-- begin PROVIDED RECORDS --
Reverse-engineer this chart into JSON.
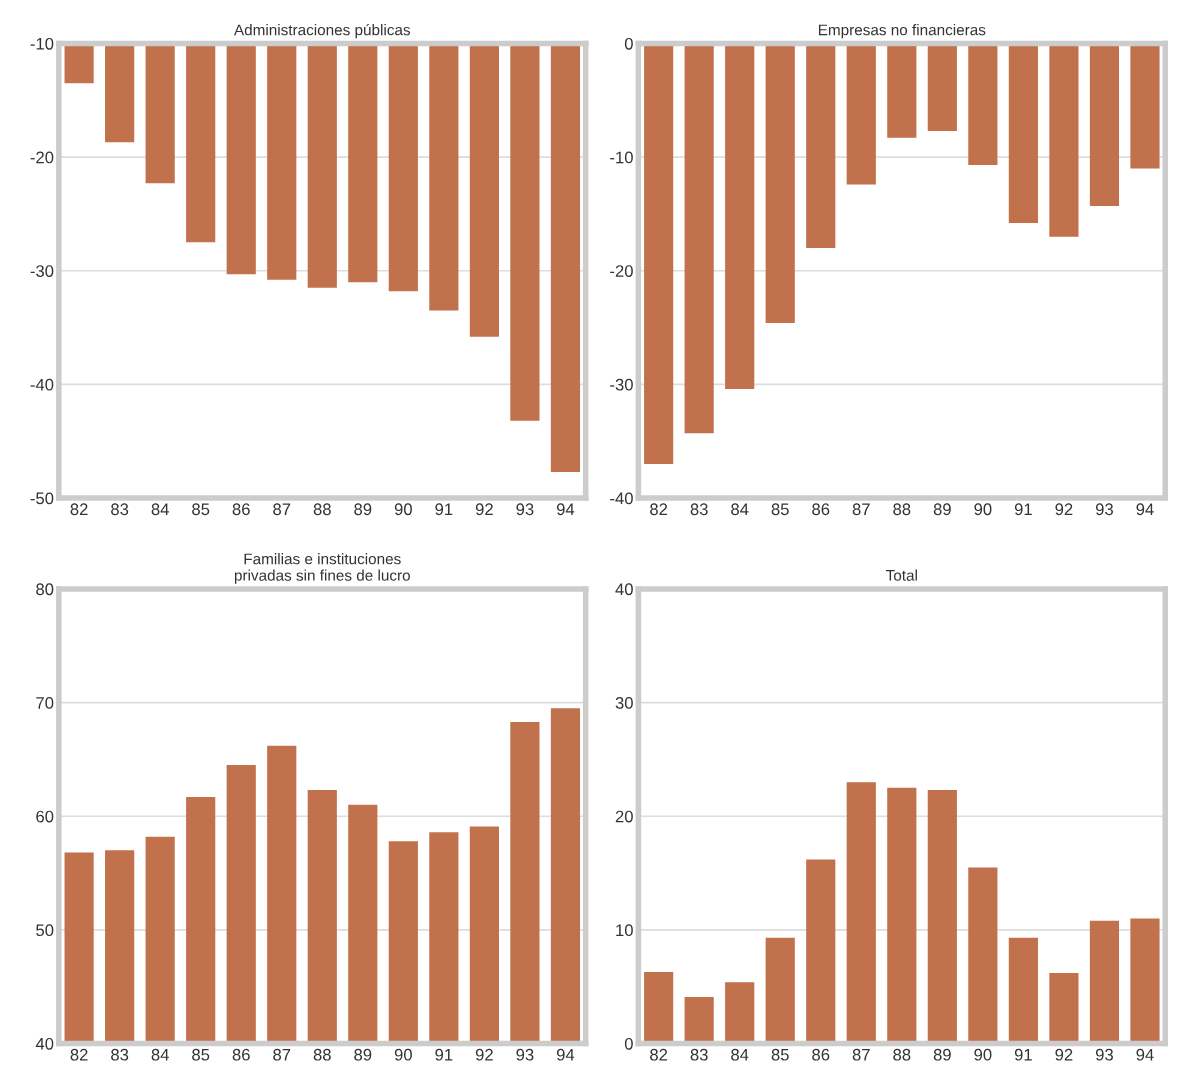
{
  "chart_data": [
    {
      "type": "bar",
      "title": "Administraciones públicas",
      "categories": [
        "82",
        "83",
        "84",
        "85",
        "86",
        "87",
        "88",
        "89",
        "90",
        "91",
        "92",
        "93",
        "94"
      ],
      "values": [
        -13.5,
        -18.7,
        -22.3,
        -27.5,
        -30.3,
        -30.8,
        -31.5,
        -31,
        -31.8,
        -33.5,
        -35.8,
        -43.2,
        -47.7
      ],
      "color": "#c1714c",
      "ylim": [
        -50,
        -10
      ],
      "yticks": [
        -50,
        -40,
        -30,
        -20,
        -10
      ],
      "grid": "y"
    },
    {
      "type": "bar",
      "title": "Empresas no financieras",
      "categories": [
        "82",
        "83",
        "84",
        "85",
        "86",
        "87",
        "88",
        "89",
        "90",
        "91",
        "92",
        "93",
        "94"
      ],
      "values": [
        -37,
        -34.3,
        -30.4,
        -24.6,
        -18,
        -12.4,
        -8.3,
        -7.7,
        -10.7,
        -15.8,
        -17,
        -14.3,
        -11
      ],
      "color": "#c1714c",
      "ylim": [
        -40,
        0
      ],
      "yticks": [
        -40,
        -30,
        -20,
        -10,
        0
      ],
      "grid": "y"
    },
    {
      "type": "bar",
      "title": "Familias e instituciones\nprivadas sin fines de lucro",
      "categories": [
        "82",
        "83",
        "84",
        "85",
        "86",
        "87",
        "88",
        "89",
        "90",
        "91",
        "92",
        "93",
        "94"
      ],
      "values": [
        56.8,
        57,
        58.2,
        61.7,
        64.5,
        66.2,
        62.3,
        61,
        57.8,
        58.6,
        59.1,
        68.3,
        69.5
      ],
      "color": "#c1714c",
      "ylim": [
        40,
        80
      ],
      "yticks": [
        40,
        50,
        60,
        70,
        80
      ],
      "grid": "y"
    },
    {
      "type": "bar",
      "title": "Total",
      "categories": [
        "82",
        "83",
        "84",
        "85",
        "86",
        "87",
        "88",
        "89",
        "90",
        "91",
        "92",
        "93",
        "94"
      ],
      "values": [
        6.3,
        4.1,
        5.4,
        9.3,
        16.2,
        23,
        22.5,
        22.3,
        15.5,
        9.3,
        6.2,
        10.8,
        11
      ],
      "color": "#c1714c",
      "ylim": [
        0,
        40
      ],
      "yticks": [
        0,
        10,
        20,
        30,
        40
      ],
      "grid": "y"
    }
  ]
}
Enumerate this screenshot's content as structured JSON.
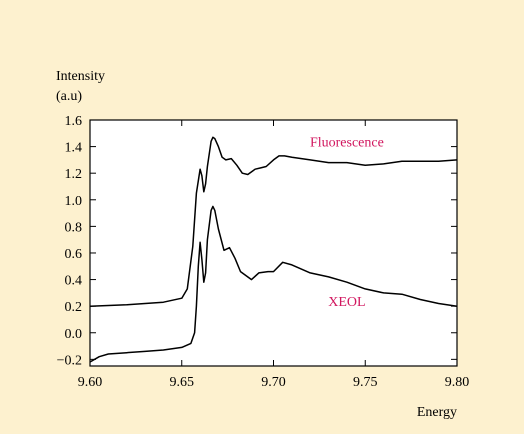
{
  "chart_data": {
    "type": "line",
    "title": "",
    "xlabel": "Energy",
    "ylabel": "Intensity\n(a.u)",
    "xlim": [
      9.6,
      9.8
    ],
    "ylim": [
      -0.25,
      1.6
    ],
    "x_ticks": [
      "9.60",
      "9.65",
      "9.70",
      "9.75",
      "9.80"
    ],
    "y_ticks": [
      "1.6",
      "1.4",
      "1.2",
      "1.0",
      "0.8",
      "0.6",
      "0.4",
      "0.2",
      "0.0",
      "−0.2"
    ],
    "grid": false,
    "colors": {
      "line": "#000000",
      "annotation": "#d1165e",
      "background": "#fdf1cf",
      "plot_area": "#ffffff"
    },
    "series": [
      {
        "name": "Fluorescence",
        "x": [
          9.6,
          9.62,
          9.63,
          9.64,
          9.65,
          9.653,
          9.656,
          9.658,
          9.66,
          9.661,
          9.662,
          9.663,
          9.664,
          9.666,
          9.667,
          9.668,
          9.67,
          9.672,
          9.674,
          9.677,
          9.68,
          9.683,
          9.686,
          9.69,
          9.693,
          9.696,
          9.7,
          9.703,
          9.706,
          9.71,
          9.72,
          9.73,
          9.74,
          9.75,
          9.76,
          9.77,
          9.78,
          9.79,
          9.8
        ],
        "y": [
          0.2,
          0.21,
          0.22,
          0.23,
          0.26,
          0.33,
          0.65,
          1.05,
          1.23,
          1.18,
          1.06,
          1.12,
          1.25,
          1.44,
          1.47,
          1.46,
          1.4,
          1.32,
          1.3,
          1.31,
          1.26,
          1.2,
          1.19,
          1.23,
          1.24,
          1.25,
          1.3,
          1.33,
          1.33,
          1.32,
          1.3,
          1.28,
          1.28,
          1.26,
          1.27,
          1.29,
          1.29,
          1.29,
          1.3
        ]
      },
      {
        "name": "XEOL",
        "x": [
          9.6,
          9.605,
          9.61,
          9.62,
          9.63,
          9.64,
          9.65,
          9.655,
          9.657,
          9.658,
          9.659,
          9.66,
          9.661,
          9.662,
          9.663,
          9.664,
          9.666,
          9.667,
          9.668,
          9.67,
          9.673,
          9.676,
          9.679,
          9.682,
          9.685,
          9.688,
          9.692,
          9.697,
          9.7,
          9.705,
          9.71,
          9.72,
          9.73,
          9.74,
          9.75,
          9.76,
          9.77,
          9.78,
          9.79,
          9.8
        ],
        "y": [
          -0.22,
          -0.18,
          -0.16,
          -0.15,
          -0.14,
          -0.13,
          -0.11,
          -0.08,
          0.0,
          0.2,
          0.5,
          0.68,
          0.55,
          0.38,
          0.45,
          0.7,
          0.92,
          0.95,
          0.92,
          0.78,
          0.62,
          0.64,
          0.56,
          0.46,
          0.43,
          0.4,
          0.45,
          0.46,
          0.46,
          0.53,
          0.51,
          0.45,
          0.42,
          0.38,
          0.33,
          0.3,
          0.29,
          0.25,
          0.22,
          0.2
        ]
      }
    ],
    "annotations": [
      {
        "text": "Fluorescence",
        "x": 9.74,
        "y": 1.4
      },
      {
        "text": "XEOL",
        "x": 9.74,
        "y": 0.2
      }
    ]
  }
}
-- end PROVIDED RECORDS --
REQUIREMENTS -> Give the entries again without a single change, but with no pictures.

RESPONSE TO THIS EXERCISE ->
Reverse-engineer this chart into JSON.
{
  "chart_data": [
    {
      "type": "bar",
      "title": "Administraciones públicas",
      "categories": [
        "82",
        "83",
        "84",
        "85",
        "86",
        "87",
        "88",
        "89",
        "90",
        "91",
        "92",
        "93",
        "94"
      ],
      "values": [
        -13.5,
        -18.7,
        -22.3,
        -27.5,
        -30.3,
        -30.8,
        -31.5,
        -31,
        -31.8,
        -33.5,
        -35.8,
        -43.2,
        -47.7
      ],
      "color": "#c1714c",
      "ylim": [
        -50,
        -10
      ],
      "yticks": [
        -50,
        -40,
        -30,
        -20,
        -10
      ],
      "grid": "y"
    },
    {
      "type": "bar",
      "title": "Empresas no financieras",
      "categories": [
        "82",
        "83",
        "84",
        "85",
        "86",
        "87",
        "88",
        "89",
        "90",
        "91",
        "92",
        "93",
        "94"
      ],
      "values": [
        -37,
        -34.3,
        -30.4,
        -24.6,
        -18,
        -12.4,
        -8.3,
        -7.7,
        -10.7,
        -15.8,
        -17,
        -14.3,
        -11
      ],
      "color": "#c1714c",
      "ylim": [
        -40,
        0
      ],
      "yticks": [
        -40,
        -30,
        -20,
        -10,
        0
      ],
      "grid": "y"
    },
    {
      "type": "bar",
      "title": "Familias e instituciones\nprivadas sin fines de lucro",
      "categories": [
        "82",
        "83",
        "84",
        "85",
        "86",
        "87",
        "88",
        "89",
        "90",
        "91",
        "92",
        "93",
        "94"
      ],
      "values": [
        56.8,
        57,
        58.2,
        61.7,
        64.5,
        66.2,
        62.3,
        61,
        57.8,
        58.6,
        59.1,
        68.3,
        69.5
      ],
      "color": "#c1714c",
      "ylim": [
        40,
        80
      ],
      "yticks": [
        40,
        50,
        60,
        70,
        80
      ],
      "grid": "y"
    },
    {
      "type": "bar",
      "title": "Total",
      "categories": [
        "82",
        "83",
        "84",
        "85",
        "86",
        "87",
        "88",
        "89",
        "90",
        "91",
        "92",
        "93",
        "94"
      ],
      "values": [
        6.3,
        4.1,
        5.4,
        9.3,
        16.2,
        23,
        22.5,
        22.3,
        15.5,
        9.3,
        6.2,
        10.8,
        11
      ],
      "color": "#c1714c",
      "ylim": [
        0,
        40
      ],
      "yticks": [
        0,
        10,
        20,
        30,
        40
      ],
      "grid": "y"
    }
  ]
}
Enumerate this screenshot's content as structured JSON.
{
  "chart_data": {
    "type": "line",
    "title": "",
    "xlabel": "Energy",
    "ylabel": "Intensity\n(a.u)",
    "xlim": [
      9.6,
      9.8
    ],
    "ylim": [
      -0.25,
      1.6
    ],
    "x_ticks": [
      "9.60",
      "9.65",
      "9.70",
      "9.75",
      "9.80"
    ],
    "y_ticks": [
      "1.6",
      "1.4",
      "1.2",
      "1.0",
      "0.8",
      "0.6",
      "0.4",
      "0.2",
      "0.0",
      "−0.2"
    ],
    "grid": false,
    "colors": {
      "line": "#000000",
      "annotation": "#d1165e",
      "background": "#fdf1cf",
      "plot_area": "#ffffff"
    },
    "series": [
      {
        "name": "Fluorescence",
        "x": [
          9.6,
          9.62,
          9.63,
          9.64,
          9.65,
          9.653,
          9.656,
          9.658,
          9.66,
          9.661,
          9.662,
          9.663,
          9.664,
          9.666,
          9.667,
          9.668,
          9.67,
          9.672,
          9.674,
          9.677,
          9.68,
          9.683,
          9.686,
          9.69,
          9.693,
          9.696,
          9.7,
          9.703,
          9.706,
          9.71,
          9.72,
          9.73,
          9.74,
          9.75,
          9.76,
          9.77,
          9.78,
          9.79,
          9.8
        ],
        "y": [
          0.2,
          0.21,
          0.22,
          0.23,
          0.26,
          0.33,
          0.65,
          1.05,
          1.23,
          1.18,
          1.06,
          1.12,
          1.25,
          1.44,
          1.47,
          1.46,
          1.4,
          1.32,
          1.3,
          1.31,
          1.26,
          1.2,
          1.19,
          1.23,
          1.24,
          1.25,
          1.3,
          1.33,
          1.33,
          1.32,
          1.3,
          1.28,
          1.28,
          1.26,
          1.27,
          1.29,
          1.29,
          1.29,
          1.3
        ]
      },
      {
        "name": "XEOL",
        "x": [
          9.6,
          9.605,
          9.61,
          9.62,
          9.63,
          9.64,
          9.65,
          9.655,
          9.657,
          9.658,
          9.659,
          9.66,
          9.661,
          9.662,
          9.663,
          9.664,
          9.666,
          9.667,
          9.668,
          9.67,
          9.673,
          9.676,
          9.679,
          9.682,
          9.685,
          9.688,
          9.692,
          9.697,
          9.7,
          9.705,
          9.71,
          9.72,
          9.73,
          9.74,
          9.75,
          9.76,
          9.77,
          9.78,
          9.79,
          9.8
        ],
        "y": [
          -0.22,
          -0.18,
          -0.16,
          -0.15,
          -0.14,
          -0.13,
          -0.11,
          -0.08,
          0.0,
          0.2,
          0.5,
          0.68,
          0.55,
          0.38,
          0.45,
          0.7,
          0.92,
          0.95,
          0.92,
          0.78,
          0.62,
          0.64,
          0.56,
          0.46,
          0.43,
          0.4,
          0.45,
          0.46,
          0.46,
          0.53,
          0.51,
          0.45,
          0.42,
          0.38,
          0.33,
          0.3,
          0.29,
          0.25,
          0.22,
          0.2
        ]
      }
    ],
    "annotations": [
      {
        "text": "Fluorescence",
        "x": 9.74,
        "y": 1.4
      },
      {
        "text": "XEOL",
        "x": 9.74,
        "y": 0.2
      }
    ]
  }
}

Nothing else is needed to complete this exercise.